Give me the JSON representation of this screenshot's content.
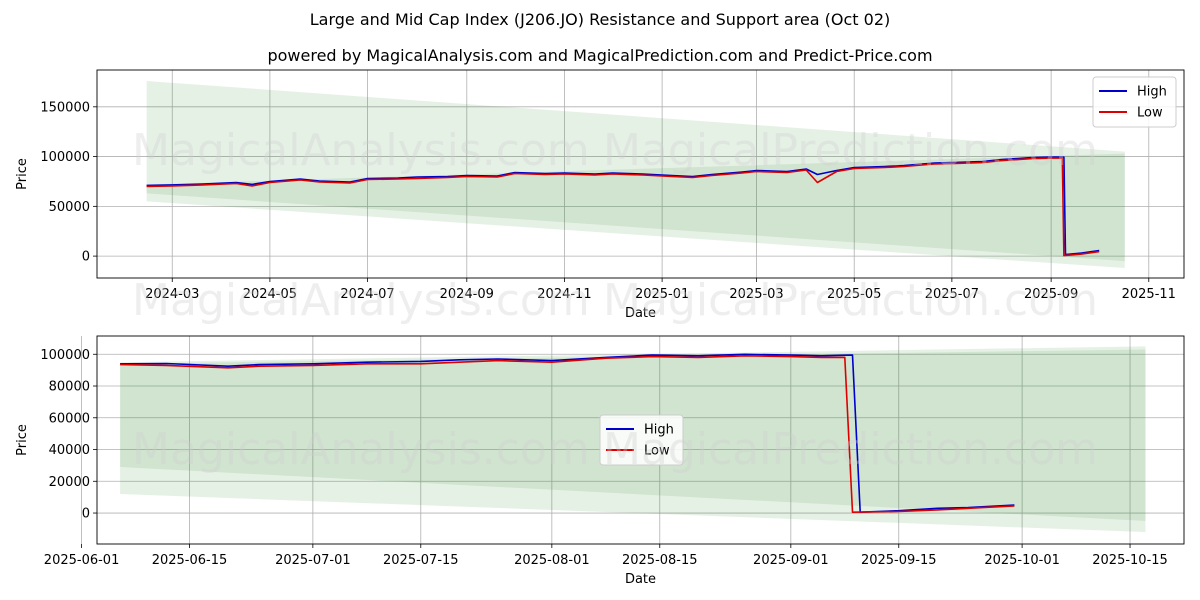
{
  "title": "Large and Mid Cap Index (J206.JO) Resistance and Support area (Oct 02)",
  "subtitle": "powered by MagicalAnalysis.com and MagicalPrediction.com and Predict-Price.com",
  "watermarks": [
    "MagicalAnalysis.com",
    "MagicalPrediction.com"
  ],
  "colors": {
    "high": "#0000cc",
    "low": "#dd0000",
    "band": "#2e8b2e"
  },
  "chart_data": [
    {
      "type": "line",
      "xlabel": "Date",
      "ylabel": "Price",
      "xlim": [
        "2024-01-14",
        "2025-11-23"
      ],
      "ylim": [
        -22000,
        187000
      ],
      "xticks": [
        "2024-03",
        "2024-05",
        "2024-07",
        "2024-09",
        "2024-11",
        "2025-01",
        "2025-03",
        "2025-05",
        "2025-07",
        "2025-09",
        "2025-11"
      ],
      "yticks": [
        0,
        50000,
        100000,
        150000
      ],
      "ytick_labels": [
        "0",
        "50000",
        "100000",
        "150000"
      ],
      "grid": true,
      "legend": {
        "position": "top-right",
        "entries": [
          "High",
          "Low"
        ]
      },
      "bands": [
        {
          "x": [
            "2024-02-14",
            "2025-10-17"
          ],
          "upper": [
            176000,
            105000
          ],
          "lower": [
            55000,
            -12000
          ],
          "opacity": 0.12
        },
        {
          "x": [
            "2024-02-14",
            "2025-10-17"
          ],
          "upper": [
            72000,
            103000
          ],
          "lower": [
            63000,
            -5000
          ],
          "opacity": 0.12
        }
      ],
      "series": [
        {
          "name": "High",
          "x": [
            "2024-02-14",
            "2024-03-01",
            "2024-03-20",
            "2024-04-10",
            "2024-04-20",
            "2024-05-01",
            "2024-05-20",
            "2024-06-01",
            "2024-06-20",
            "2024-07-01",
            "2024-07-20",
            "2024-08-01",
            "2024-08-20",
            "2024-09-01",
            "2024-09-20",
            "2024-10-01",
            "2024-10-20",
            "2024-11-01",
            "2024-11-20",
            "2024-12-01",
            "2024-12-20",
            "2025-01-01",
            "2025-01-20",
            "2025-02-01",
            "2025-02-20",
            "2025-03-01",
            "2025-03-20",
            "2025-04-01",
            "2025-04-08",
            "2025-04-20",
            "2025-05-01",
            "2025-05-20",
            "2025-06-01",
            "2025-06-20",
            "2025-07-01",
            "2025-07-20",
            "2025-08-01",
            "2025-08-20",
            "2025-09-01",
            "2025-09-09",
            "2025-09-10",
            "2025-09-20",
            "2025-10-01"
          ],
          "values": [
            71000,
            71500,
            72500,
            74000,
            72000,
            75000,
            77500,
            75500,
            74500,
            78000,
            78500,
            79500,
            80000,
            81000,
            80500,
            84000,
            83000,
            83500,
            82500,
            83500,
            82500,
            81500,
            80000,
            82000,
            84500,
            86000,
            85000,
            87500,
            82000,
            86000,
            89000,
            90000,
            91000,
            93500,
            94000,
            95000,
            97000,
            99000,
            99500,
            99500,
            1500,
            3000,
            5500
          ]
        },
        {
          "name": "Low",
          "x": [
            "2024-02-14",
            "2024-03-01",
            "2024-03-20",
            "2024-04-10",
            "2024-04-20",
            "2024-05-01",
            "2024-05-20",
            "2024-06-01",
            "2024-06-20",
            "2024-07-01",
            "2024-07-20",
            "2024-08-01",
            "2024-08-20",
            "2024-09-01",
            "2024-09-20",
            "2024-10-01",
            "2024-10-20",
            "2024-11-01",
            "2024-11-20",
            "2024-12-01",
            "2024-12-20",
            "2025-01-01",
            "2025-01-20",
            "2025-02-01",
            "2025-02-20",
            "2025-03-01",
            "2025-03-20",
            "2025-04-01",
            "2025-04-08",
            "2025-04-20",
            "2025-05-01",
            "2025-05-20",
            "2025-06-01",
            "2025-06-20",
            "2025-07-01",
            "2025-07-20",
            "2025-08-01",
            "2025-08-20",
            "2025-09-01",
            "2025-09-08",
            "2025-09-09",
            "2025-09-20",
            "2025-10-01"
          ],
          "values": [
            70000,
            70500,
            71500,
            73000,
            70500,
            74000,
            76500,
            74500,
            73500,
            77000,
            77500,
            78000,
            79000,
            80000,
            79500,
            83000,
            82000,
            82500,
            81500,
            82500,
            81500,
            80500,
            79000,
            81000,
            83500,
            85000,
            84000,
            86500,
            74000,
            85000,
            88000,
            89000,
            90000,
            92500,
            93000,
            94000,
            96000,
            98000,
            98500,
            98500,
            500,
            2000,
            4500
          ]
        }
      ]
    },
    {
      "type": "line",
      "xlabel": "Date",
      "ylabel": "Price",
      "xlim": [
        "2025-06-03",
        "2025-10-22"
      ],
      "ylim": [
        -19500,
        111500
      ],
      "xticks": [
        "2025-06-01",
        "2025-06-15",
        "2025-07-01",
        "2025-07-15",
        "2025-08-01",
        "2025-08-15",
        "2025-09-01",
        "2025-09-15",
        "2025-10-01",
        "2025-10-15"
      ],
      "yticks": [
        0,
        20000,
        40000,
        60000,
        80000,
        100000
      ],
      "ytick_labels": [
        "0",
        "20000",
        "40000",
        "60000",
        "80000",
        "100000"
      ],
      "grid": true,
      "legend": {
        "position": "center",
        "entries": [
          "High",
          "Low"
        ]
      },
      "bands": [
        {
          "x": [
            "2025-06-06",
            "2025-10-17"
          ],
          "upper": [
            95000,
            105000
          ],
          "lower": [
            12000,
            -12000
          ],
          "opacity": 0.12
        },
        {
          "x": [
            "2025-06-06",
            "2025-10-17"
          ],
          "upper": [
            94000,
            103000
          ],
          "lower": [
            29000,
            -5000
          ],
          "opacity": 0.12
        }
      ],
      "series": [
        {
          "name": "High",
          "x": [
            "2025-06-06",
            "2025-06-12",
            "2025-06-20",
            "2025-06-24",
            "2025-07-01",
            "2025-07-08",
            "2025-07-15",
            "2025-07-20",
            "2025-07-25",
            "2025-08-01",
            "2025-08-08",
            "2025-08-14",
            "2025-08-20",
            "2025-08-26",
            "2025-09-01",
            "2025-09-05",
            "2025-09-09",
            "2025-09-10",
            "2025-09-15",
            "2025-09-20",
            "2025-09-24",
            "2025-09-30"
          ],
          "values": [
            94000,
            94200,
            92500,
            93500,
            94000,
            95000,
            95500,
            96500,
            97000,
            96000,
            98000,
            99500,
            99000,
            100000,
            99500,
            99000,
            99500,
            500,
            1500,
            3000,
            3500,
            5000
          ]
        },
        {
          "name": "Low",
          "x": [
            "2025-06-06",
            "2025-06-12",
            "2025-06-20",
            "2025-06-24",
            "2025-07-01",
            "2025-07-08",
            "2025-07-15",
            "2025-07-20",
            "2025-07-25",
            "2025-08-01",
            "2025-08-08",
            "2025-08-14",
            "2025-08-20",
            "2025-08-26",
            "2025-09-01",
            "2025-09-05",
            "2025-09-08",
            "2025-09-09",
            "2025-09-15",
            "2025-09-20",
            "2025-09-24",
            "2025-09-30"
          ],
          "values": [
            93500,
            93000,
            91500,
            92500,
            93000,
            94000,
            94000,
            95000,
            96000,
            95000,
            97500,
            98500,
            98000,
            99000,
            98500,
            98000,
            98000,
            500,
            1000,
            2000,
            3000,
            4500
          ]
        }
      ]
    }
  ]
}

■ **What the exercise asks**: Reproduce each line from the records that contains the word "MagicalAnalysis".

■ **Full response**:
  "subtitle": "powered by MagicalAnalysis.com and MagicalPrediction.com and Predict-Price.com",
    "MagicalAnalysis.com",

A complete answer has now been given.